- Request
Omit all pictures, then retype exactly the lines from the one that contains "Parse this screenshot: output" through the end of the listing.

---------- Provided information

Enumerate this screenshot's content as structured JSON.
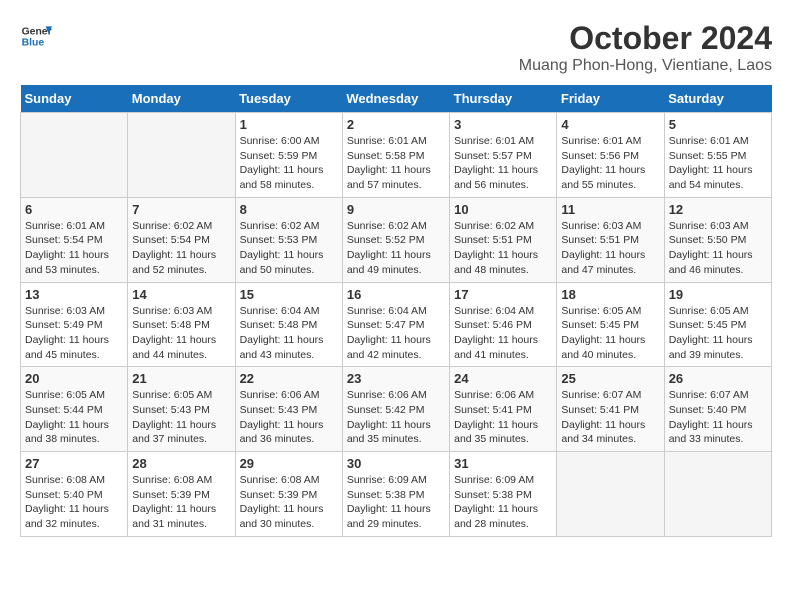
{
  "header": {
    "logo_line1": "General",
    "logo_line2": "Blue",
    "main_title": "October 2024",
    "subtitle": "Muang Phon-Hong, Vientiane, Laos"
  },
  "calendar": {
    "days_of_week": [
      "Sunday",
      "Monday",
      "Tuesday",
      "Wednesday",
      "Thursday",
      "Friday",
      "Saturday"
    ],
    "weeks": [
      [
        {
          "num": "",
          "detail": ""
        },
        {
          "num": "",
          "detail": ""
        },
        {
          "num": "1",
          "detail": "Sunrise: 6:00 AM\nSunset: 5:59 PM\nDaylight: 11 hours and 58 minutes."
        },
        {
          "num": "2",
          "detail": "Sunrise: 6:01 AM\nSunset: 5:58 PM\nDaylight: 11 hours and 57 minutes."
        },
        {
          "num": "3",
          "detail": "Sunrise: 6:01 AM\nSunset: 5:57 PM\nDaylight: 11 hours and 56 minutes."
        },
        {
          "num": "4",
          "detail": "Sunrise: 6:01 AM\nSunset: 5:56 PM\nDaylight: 11 hours and 55 minutes."
        },
        {
          "num": "5",
          "detail": "Sunrise: 6:01 AM\nSunset: 5:55 PM\nDaylight: 11 hours and 54 minutes."
        }
      ],
      [
        {
          "num": "6",
          "detail": "Sunrise: 6:01 AM\nSunset: 5:54 PM\nDaylight: 11 hours and 53 minutes."
        },
        {
          "num": "7",
          "detail": "Sunrise: 6:02 AM\nSunset: 5:54 PM\nDaylight: 11 hours and 52 minutes."
        },
        {
          "num": "8",
          "detail": "Sunrise: 6:02 AM\nSunset: 5:53 PM\nDaylight: 11 hours and 50 minutes."
        },
        {
          "num": "9",
          "detail": "Sunrise: 6:02 AM\nSunset: 5:52 PM\nDaylight: 11 hours and 49 minutes."
        },
        {
          "num": "10",
          "detail": "Sunrise: 6:02 AM\nSunset: 5:51 PM\nDaylight: 11 hours and 48 minutes."
        },
        {
          "num": "11",
          "detail": "Sunrise: 6:03 AM\nSunset: 5:51 PM\nDaylight: 11 hours and 47 minutes."
        },
        {
          "num": "12",
          "detail": "Sunrise: 6:03 AM\nSunset: 5:50 PM\nDaylight: 11 hours and 46 minutes."
        }
      ],
      [
        {
          "num": "13",
          "detail": "Sunrise: 6:03 AM\nSunset: 5:49 PM\nDaylight: 11 hours and 45 minutes."
        },
        {
          "num": "14",
          "detail": "Sunrise: 6:03 AM\nSunset: 5:48 PM\nDaylight: 11 hours and 44 minutes."
        },
        {
          "num": "15",
          "detail": "Sunrise: 6:04 AM\nSunset: 5:48 PM\nDaylight: 11 hours and 43 minutes."
        },
        {
          "num": "16",
          "detail": "Sunrise: 6:04 AM\nSunset: 5:47 PM\nDaylight: 11 hours and 42 minutes."
        },
        {
          "num": "17",
          "detail": "Sunrise: 6:04 AM\nSunset: 5:46 PM\nDaylight: 11 hours and 41 minutes."
        },
        {
          "num": "18",
          "detail": "Sunrise: 6:05 AM\nSunset: 5:45 PM\nDaylight: 11 hours and 40 minutes."
        },
        {
          "num": "19",
          "detail": "Sunrise: 6:05 AM\nSunset: 5:45 PM\nDaylight: 11 hours and 39 minutes."
        }
      ],
      [
        {
          "num": "20",
          "detail": "Sunrise: 6:05 AM\nSunset: 5:44 PM\nDaylight: 11 hours and 38 minutes."
        },
        {
          "num": "21",
          "detail": "Sunrise: 6:05 AM\nSunset: 5:43 PM\nDaylight: 11 hours and 37 minutes."
        },
        {
          "num": "22",
          "detail": "Sunrise: 6:06 AM\nSunset: 5:43 PM\nDaylight: 11 hours and 36 minutes."
        },
        {
          "num": "23",
          "detail": "Sunrise: 6:06 AM\nSunset: 5:42 PM\nDaylight: 11 hours and 35 minutes."
        },
        {
          "num": "24",
          "detail": "Sunrise: 6:06 AM\nSunset: 5:41 PM\nDaylight: 11 hours and 35 minutes."
        },
        {
          "num": "25",
          "detail": "Sunrise: 6:07 AM\nSunset: 5:41 PM\nDaylight: 11 hours and 34 minutes."
        },
        {
          "num": "26",
          "detail": "Sunrise: 6:07 AM\nSunset: 5:40 PM\nDaylight: 11 hours and 33 minutes."
        }
      ],
      [
        {
          "num": "27",
          "detail": "Sunrise: 6:08 AM\nSunset: 5:40 PM\nDaylight: 11 hours and 32 minutes."
        },
        {
          "num": "28",
          "detail": "Sunrise: 6:08 AM\nSunset: 5:39 PM\nDaylight: 11 hours and 31 minutes."
        },
        {
          "num": "29",
          "detail": "Sunrise: 6:08 AM\nSunset: 5:39 PM\nDaylight: 11 hours and 30 minutes."
        },
        {
          "num": "30",
          "detail": "Sunrise: 6:09 AM\nSunset: 5:38 PM\nDaylight: 11 hours and 29 minutes."
        },
        {
          "num": "31",
          "detail": "Sunrise: 6:09 AM\nSunset: 5:38 PM\nDaylight: 11 hours and 28 minutes."
        },
        {
          "num": "",
          "detail": ""
        },
        {
          "num": "",
          "detail": ""
        }
      ]
    ]
  }
}
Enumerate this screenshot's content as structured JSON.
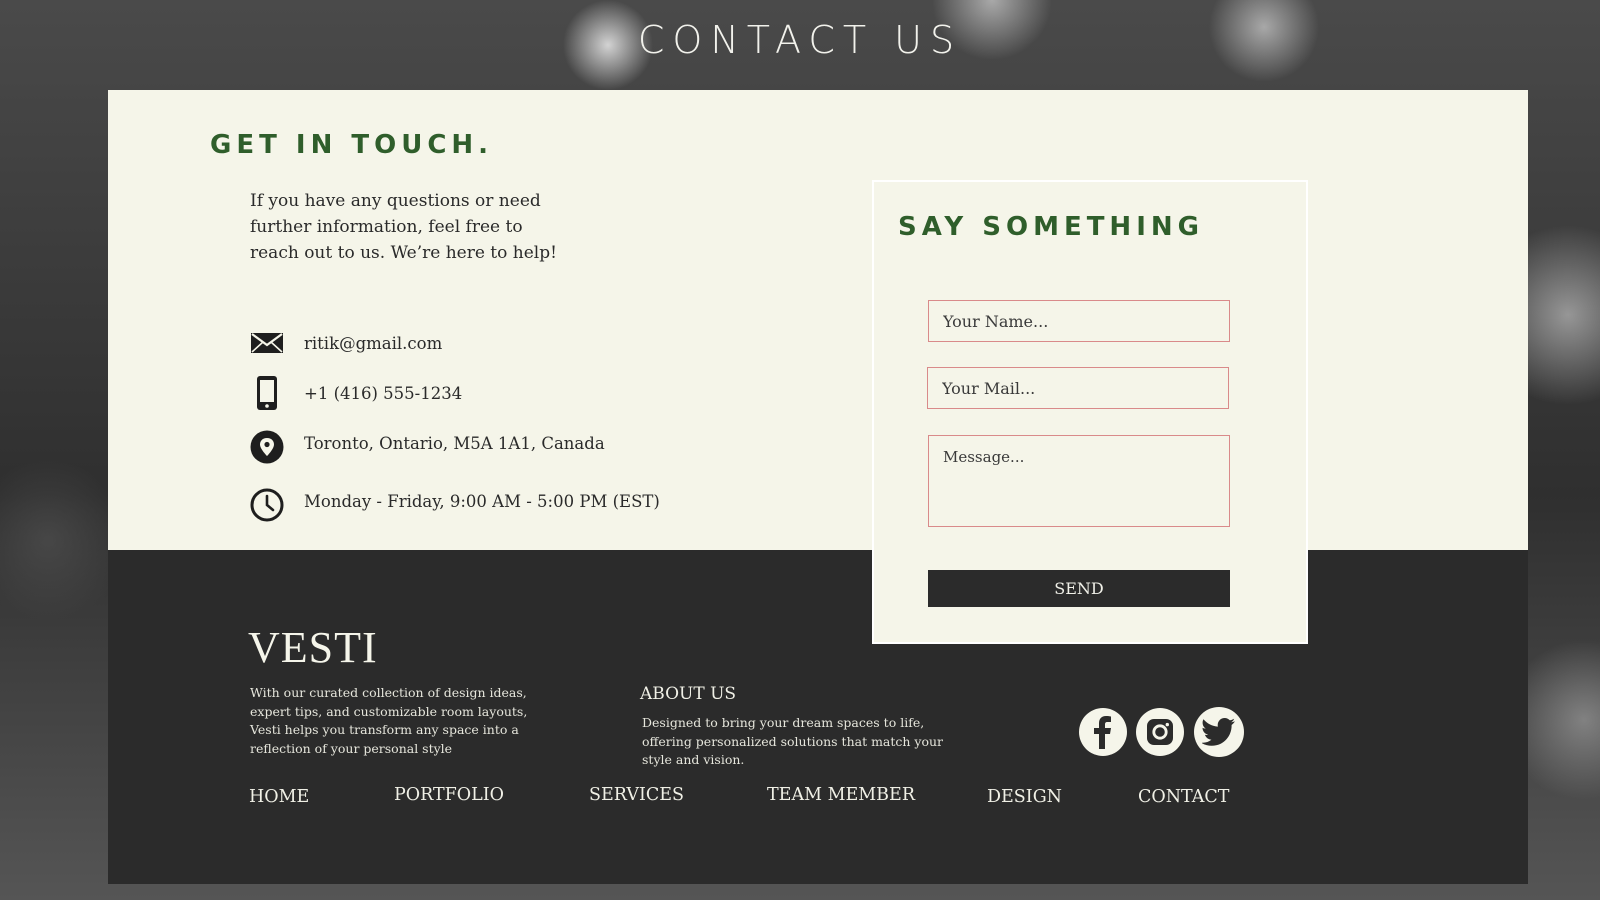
{
  "header": {
    "title": "CONTACT US"
  },
  "contact": {
    "heading": "GET IN TOUCH.",
    "intro": "If you have any questions or need further information, feel free to reach out to us. We’re here to help!",
    "email": {
      "icon": "envelope-icon",
      "text": "ritik@gmail.com"
    },
    "phone": {
      "icon": "phone-icon",
      "text": "+1 (416) 555-1234"
    },
    "address": {
      "icon": "location-pin-icon",
      "text": "Toronto, Ontario, M5A 1A1, Canada"
    },
    "hours": {
      "icon": "clock-icon",
      "text": "Monday - Friday, 9:00 AM - 5:00 PM (EST)"
    }
  },
  "form": {
    "heading": "SAY SOMETHING",
    "name_placeholder": "Your Name...",
    "mail_placeholder": "Your Mail...",
    "message_placeholder": "Message...",
    "send_label": "SEND"
  },
  "footer": {
    "brand": "VESTI",
    "brand_desc": "With our curated collection of design ideas, expert tips, and customizable room layouts, Vesti helps you transform any space into a reflection of your personal style",
    "about_title": "ABOUT US",
    "about_desc": "Designed to bring your dream spaces to life, offering personalized solutions that match your style and vision.",
    "social": [
      "facebook-icon",
      "instagram-icon",
      "twitter-icon"
    ],
    "nav": [
      "HOME",
      "PORTFOLIO",
      "SERVICES",
      "TEAM MEMBER",
      "DESIGN",
      "CONTACT"
    ]
  },
  "colors": {
    "cream": "#f5f5e9",
    "dark": "#2b2b2b",
    "green_heading": "#2f5e2b",
    "field_border": "#d98a8a"
  }
}
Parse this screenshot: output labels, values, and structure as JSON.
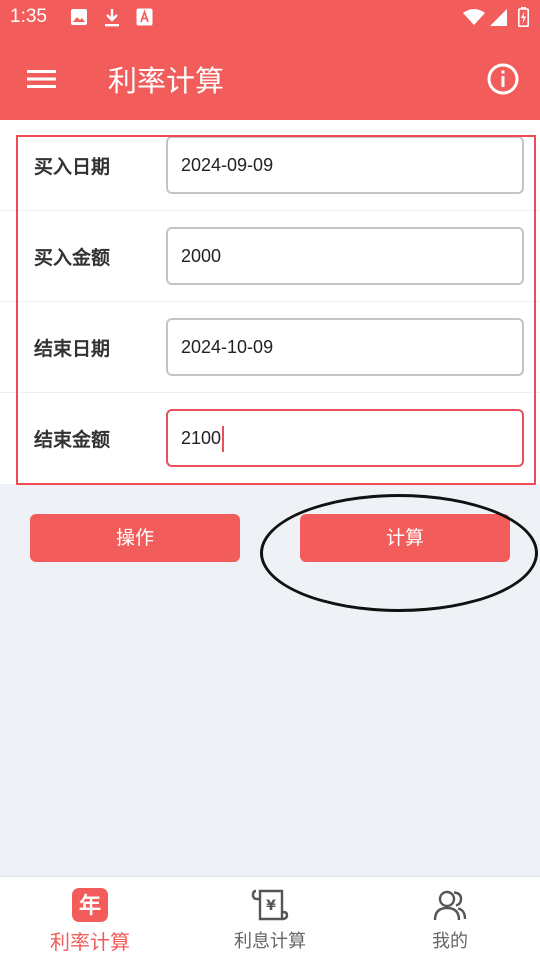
{
  "status_bar": {
    "time": "1:35",
    "icons": [
      "image-icon",
      "download-icon",
      "font-icon",
      "wifi-icon",
      "signal-icon",
      "battery-icon"
    ]
  },
  "app_bar": {
    "title": "利率计算",
    "menu_icon": "menu-icon",
    "info_icon": "info-icon"
  },
  "form": {
    "rows": [
      {
        "label": "买入日期",
        "value": "2024-09-09"
      },
      {
        "label": "买入金额",
        "value": "2000"
      },
      {
        "label": "结束日期",
        "value": "2024-10-09"
      },
      {
        "label": "结束金额",
        "value": "2100"
      }
    ]
  },
  "buttons": {
    "operate": "操作",
    "calculate": "计算"
  },
  "bottom_nav": {
    "items": [
      {
        "label": "利率计算",
        "icon_text": "年",
        "active": true
      },
      {
        "label": "利息计算",
        "icon_text": "¥",
        "active": false
      },
      {
        "label": "我的",
        "active": false
      }
    ]
  },
  "colors": {
    "primary": "#f25d5b",
    "highlight": "#ef4b54",
    "background": "#eef2f6"
  }
}
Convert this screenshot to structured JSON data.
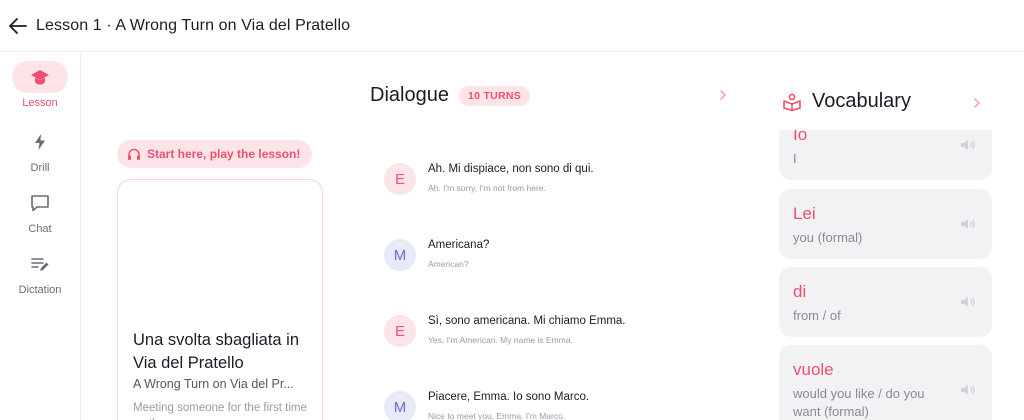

--------------------

- Solution for this problem
Parse this screenshot: output labels, values, and structure as JSON.
{
  "status_bar": {
    "time": "1:35",
    "icons": [
      "image-icon",
      "download-icon",
      "font-icon",
      "wifi-icon",
      "signal-icon",
      "battery-icon"
    ]
  },
  "app_bar": {
    "title": "利率计算",
    "menu_icon": "menu-icon",
    "info_icon": "info-icon"
  },
  "form": {
    "rows": [
      {
        "label": "买入日期",
        "value": "2024-09-09"
      },
      {
        "label": "买入金额",
        "value": "2000"
      },
      {
        "label": "结束日期",
        "value": "2024-10-09"
      },
      {
        "label": "结束金额",
        "value": "2100"
      }
    ]
  },
  "buttons": {
    "operate": "操作",
    "calculate": "计算"
  },
  "bottom_nav": {
    "items": [
      {
        "label": "利率计算",
        "icon_text": "年",
        "active": true
      },
      {
        "label": "利息计算",
        "icon_text": "¥",
        "active": false
      },
      {
        "label": "我的",
        "active": false
      }
    ]
  },
  "colors": {
    "primary": "#f25d5b",
    "highlight": "#ef4b54",
    "background": "#eef2f6"
  }
}
Convert this screenshot to structured JSON data.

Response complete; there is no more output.